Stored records
↓↓↓

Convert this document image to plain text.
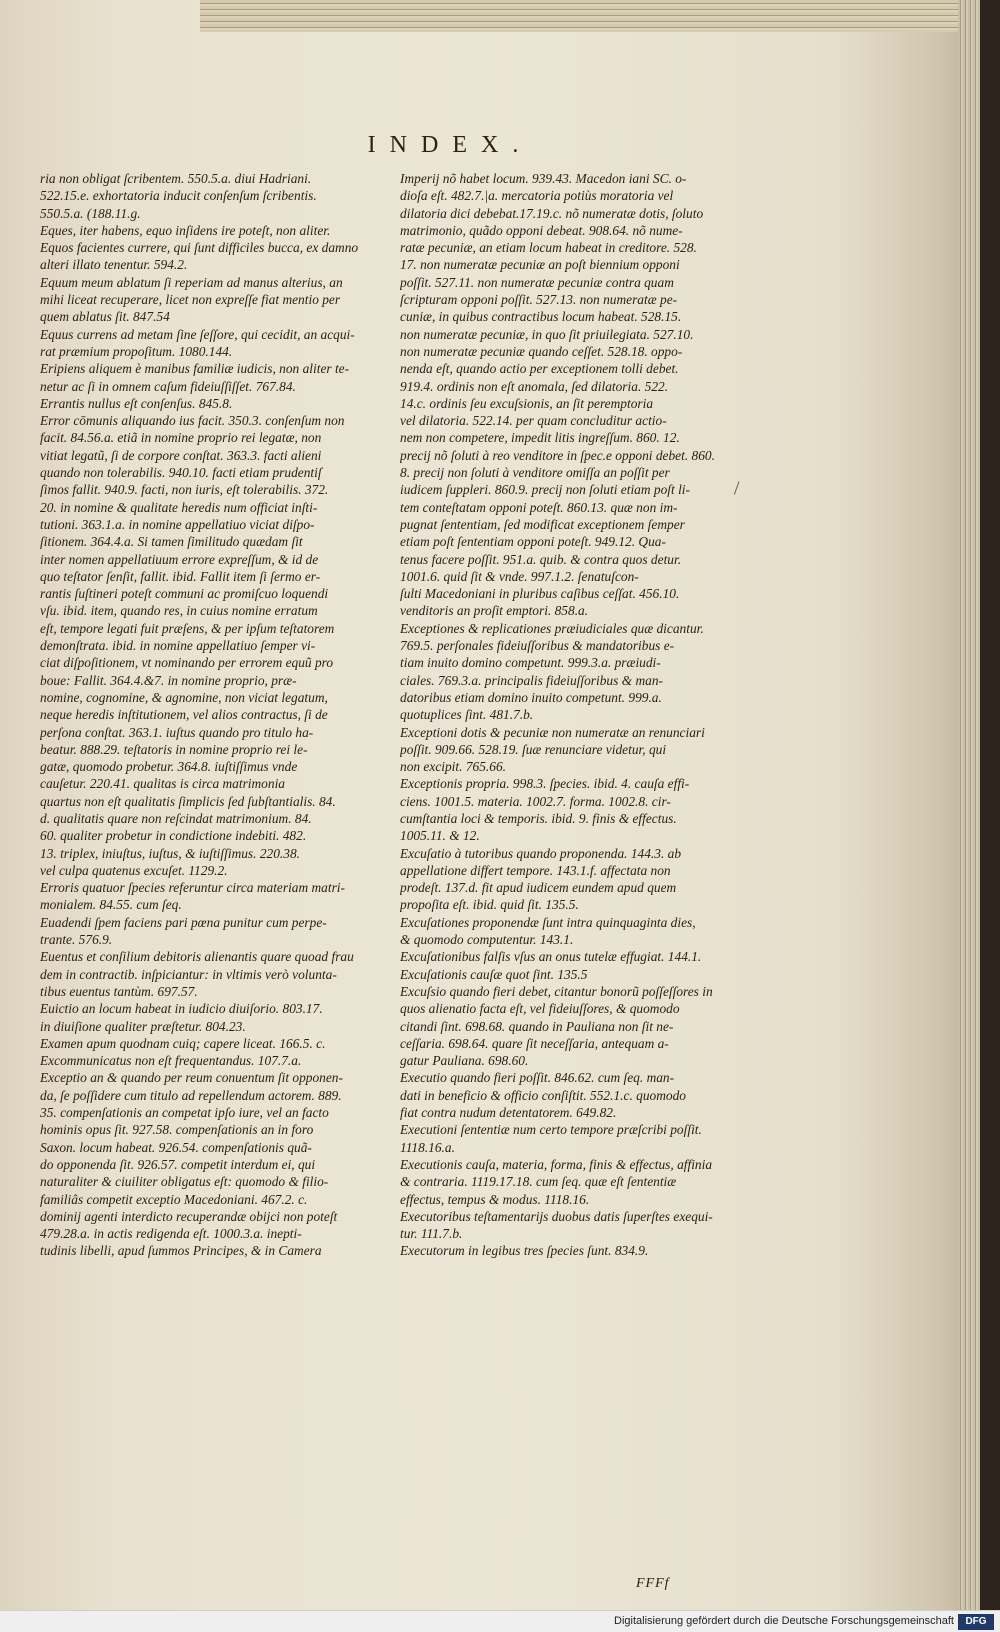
INDEX.
ria non obligat ſcribentem. 550.5.a. diui Hadriani.
522.15.e. exhortatoria inducit conſenſum ſcribentis.
550.5.a. (188.11.g.
Eques, iter habens, equo inſidens ire poteſt, non aliter.
Equos facientes currere, qui ſunt difficiles bucca, ex damno
alteri illato tenentur. 594.2.
Equum meum ablatum ſi reperiam ad manus alterius, an
mihi liceat recuperare, licet non expreſſe fiat mentio per
quem ablatus ſit. 847.54
Equus currens ad metam ſine ſeſſore, qui cecidit, an acqui-
rat præmium propoſitum. 1080.144.
Eripiens aliquem è manibus familiæ iudicis, non aliter te-
netur ac ſi in omnem caſum fideiuſſiſſet. 767.84.
Errantis nullus eſt conſenſus. 845.8.
Error cōmunis aliquando ius facit. 350.3. conſenſum non
facit. 84.56.a. etiã in nomine proprio rei legatæ, non
vitiat legatũ, ſi de corpore conſtat. 363.3. facti alieni
quando non tolerabilis. 940.10. facti etiam prudentiſ
ſimos fallit. 940.9. facti, non iuris, eſt tolerabilis. 372.
20. in nomine & qualitate heredis num officiat inſti-
tutioni. 363.1.a. in nomine appellatiuo viciat diſpo-
ſitionem. 364.4.a. Si tamen ſimilitudo quædam ſit
inter nomen appellatiuum errore expreſſum, & id de
quo teſtator ſenſit, fallit. ibid. Fallit item ſi ſermo er-
rantis ſuſtineri poteſt communi ac promiſcuo loquendi
vſu. ibid. item, quando res, in cuius nomine erratum
eſt, tempore legati fuit præſens, & per ipſum teſtatorem
demonſtrata. ibid. in nomine appellatiuo ſemper vi-
ciat diſpoſitionem, vt nominando per errorem equũ pro
boue: Fallit. 364.4.&7. in nomine proprio, præ-
nomine, cognomine, & agnomine, non viciat legatum,
neque heredis inſtitutionem, vel alios contractus, ſi de
perſona conſtat. 363.1. iuſtus quando pro titulo ha-
beatur. 888.29. teſtatoris in nomine proprio rei le-
gatæ, quomodo probetur. 364.8. iuſtiſſimus vnde
cauſetur. 220.41. qualitas is circa matrimonia
quartus non eſt qualitatis ſimplicis ſed ſubſtantialis. 84.
d. qualitatis quare non reſcindat matrimonium. 84.
60. qualiter probetur in condictione indebiti. 482.
13. triplex, iniuſtus, iuſtus, & iuſtiſſimus. 220.38.
vel culpa quatenus excuſet. 1129.2.
Erroris quatuor ſpecies referuntur circa materiam matri-
monialem. 84.55. cum ſeq.
Euadendi ſpem faciens pari pœna punitur cum perpe-
trante. 576.9.
Euentus et conſilium debitoris alienantis quare quoad frau
dem in contractib. inſpiciantur: in vltimis verò volunta-
tibus euentus tantùm. 697.57.
Euictio an locum habeat in iudicio diuiſorio. 803.17.
in diuiſione qualiter præſtetur. 804.23.
Examen apum quodnam cuiq; capere liceat. 166.5. c.
Excommunicatus non eſt frequentandus. 107.7.a.
Exceptio an & quando per reum conuentum ſit opponen-
da, ſe poſſidere cum titulo ad repellendum actorem. 889.
35. compenſationis an competat ipſo iure, vel an facto
hominis opus ſit. 927.58. compenſationis an in foro
Saxon. locum habeat. 926.54. compenſationis quã-
do opponenda ſit. 926.57. competit interdum ei, qui
naturaliter & ciuiliter obligatus eſt: quomodo & filio-
familiâs competit exceptio Macedoniani. 467.2. c.
dominij agenti interdicto recuperandæ obijci non poteſt
479.28.a. in actis redigenda eſt. 1000.3.a. inepti-
tudinis libelli, apud ſummos Principes, & in Camera
Imperij nõ habet locum. 939.43. Macedon iani SC. o-
dioſa eſt. 482.7.|a. mercatoria potiùs moratoria vel
dilatoria dici debebat.17.19.c. nõ numeratæ dotis, ſoluto
matrimonio, quãdo opponi debeat. 908.64. nõ nume-
ratæ pecuniæ, an etiam locum habeat in creditore. 528.
17. non numeratæ pecuniæ an poſt biennium opponi
poſſit. 527.11. non numeratæ pecuniæ contra quam
ſcripturam opponi poſſit. 527.13. non numeratæ pe-
cuniæ, in quibus contractibus locum habeat. 528.15.
non numeratæ pecuniæ, in quo ſit priuilegiata. 527.10.
non numeratæ pecuniæ quando ceſſet. 528.18. oppo-
nenda eſt, quando actio per exceptionem tolli debet.
919.4. ordinis non eſt anomala, ſed dilatoria. 522.
14.c. ordinis ſeu excuſsionis, an ſit peremptoria
vel dilatoria. 522.14. per quam concluditur actio-
nem non competere, impedit litis ingreſſum. 860. 12.
precij nõ ſoluti à reo venditore in ſpec.e opponi debet. 860.
8. precij non ſoluti à venditore omiſſa an poſſit per
iudicem ſuppleri. 860.9. precij non ſoluti etiam poſt li-
tem conteſtatam opponi poteſt. 860.13. quæ non im-
pugnat ſententiam, ſed modificat exceptionem ſemper
etiam poſt ſententiam opponi poteſt. 949.12. Qua-
tenus facere poſſit. 951.a. quib. & contra quos detur.
1001.6. quid ſit & vnde. 997.1.2. ſenatuſcon-
ſulti Macedoniani in pluribus caſibus ceſſat. 456.10.
venditoris an proſit emptori. 858.a.
Exceptiones & replicationes præiudiciales quæ dicantur.
769.5. perſonales fideiuſſoribus & mandatoribus e-
tiam inuito domino competunt. 999.3.a. præiudi-
ciales. 769.3.a. principalis fideiuſſoribus & man-
datoribus etiam domino inuito competunt. 999.a.
quotuplices ſint. 481.7.b.
Exceptioni dotis & pecuniæ non numeratæ an renunciari
poſſit. 909.66. 528.19. ſuæ renunciare videtur, qui
non excipit. 765.66.
Exceptionis propria. 998.3. ſpecies. ibid. 4. cauſa effi-
ciens. 1001.5. materia. 1002.7. forma. 1002.8. cir-
cumſtantia loci & temporis. ibid. 9. finis & effectus.
1005.11. & 12.
Excuſatio à tutoribus quando proponenda. 144.3. ab
appellatione differt tempore. 143.1.f. affectata non
prodeſt. 137.d. fit apud iudicem eundem apud quem
propoſita eſt. ibid. quid ſit. 135.5.
Excuſationes proponendæ ſunt intra quinquaginta dies,
& quomodo computentur. 143.1.
Excuſationibus falſis vſus an onus tutelæ effugiat. 144.1.
Excuſationis cauſæ quot ſint. 135.5
Excuſsio quando fieri debet, citantur bonorũ poſſeſſores in
quos alienatio facta eſt, vel fideiuſſores, & quomodo
citandi ſint. 698.68. quando in Pauliana non ſit ne-
ceſſaria. 698.64. quare ſit neceſſaria, antequam a-
gatur Pauliana. 698.60.
Executio quando fieri poſſit. 846.62. cum ſeq. man-
dati in beneficio & officio conſiſtit. 552.1.c. quomodo
fiat contra nudum detentatorem. 649.82.
Executioni ſententiæ num certo tempore præſcribi poſſit.
1118.16.a.
Executionis cauſa, materia, forma, finis & effectus, affinia
& contraria. 1119.17.18. cum ſeq. quæ eſt ſententiæ
effectus, tempus & modus. 1118.16.
Executoribus teſtamentarijs duobus datis ſuperſtes exequi-
tur. 111.7.b.
Executorum in legibus tres ſpecies ſunt. 834.9.
FFFf
Digitalisierung gefördert durch die Deutsche Forschungsgemeinschaft	DFG
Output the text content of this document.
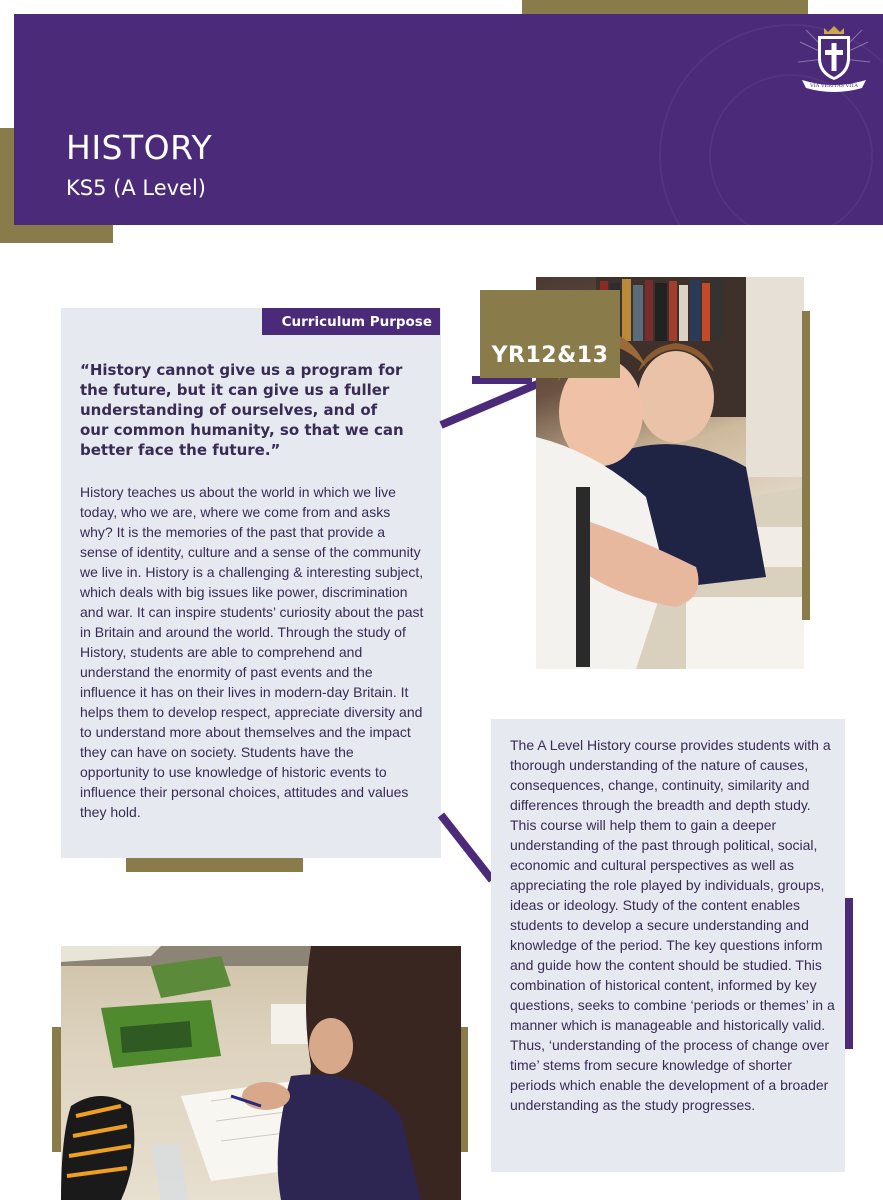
HISTORY
KS5 (A Level)
VIA VERITAS VITA
Curriculum Purpose
“History cannot give us a program for the future, but it can give us a fuller understanding of ourselves, and of our common humanity, so that we can better face the future.”
History teaches us about the world in which we live today, who we are, where we come from and asks why? It is the memories of the past that provide a sense of identity, culture and a sense of the community we live in. History is a challenging & interesting subject, which deals with big issues like power, discrimination and war. It can inspire students’ curiosity about the past in Britain and around the world. Through the study of History, students are able to comprehend and understand the enormity of past events and the influence it has on their lives in modern-day Britain. It helps them to develop respect, appreciate diversity and to understand more about themselves and the impact they can have on society. Students have the opportunity to use knowledge of historic events to influence their personal choices, attitudes and values they hold.
YR12&13
The A Level History course provides students with a thorough understanding of the nature of causes, consequences, change, continuity, similarity and differences through the breadth and depth study. This course will help them to gain a deeper understanding of the past through political, social, economic and cultural perspectives as well as appreciating the role played by individuals, groups, ideas or ideology. Study of the content enables students to develop a secure understanding and knowledge of the period. The key questions inform and guide how the content should be studied. This combination of historical content, informed by key questions, seeks to combine ‘periods or themes’ in a manner which is manageable and historically valid. Thus, ‘understanding of the process of change over time’ stems from secure knowledge of shorter periods which enable the development of a broader understanding as the study progresses.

↑↑↑

→ Work required:
From the records given above, copy all lines containing "circa".

→ Task solution:
cauſetur. 220.41. qualitas is circa matrimonia
Erroris quatuor ſpecies referuntur circa materiam matri-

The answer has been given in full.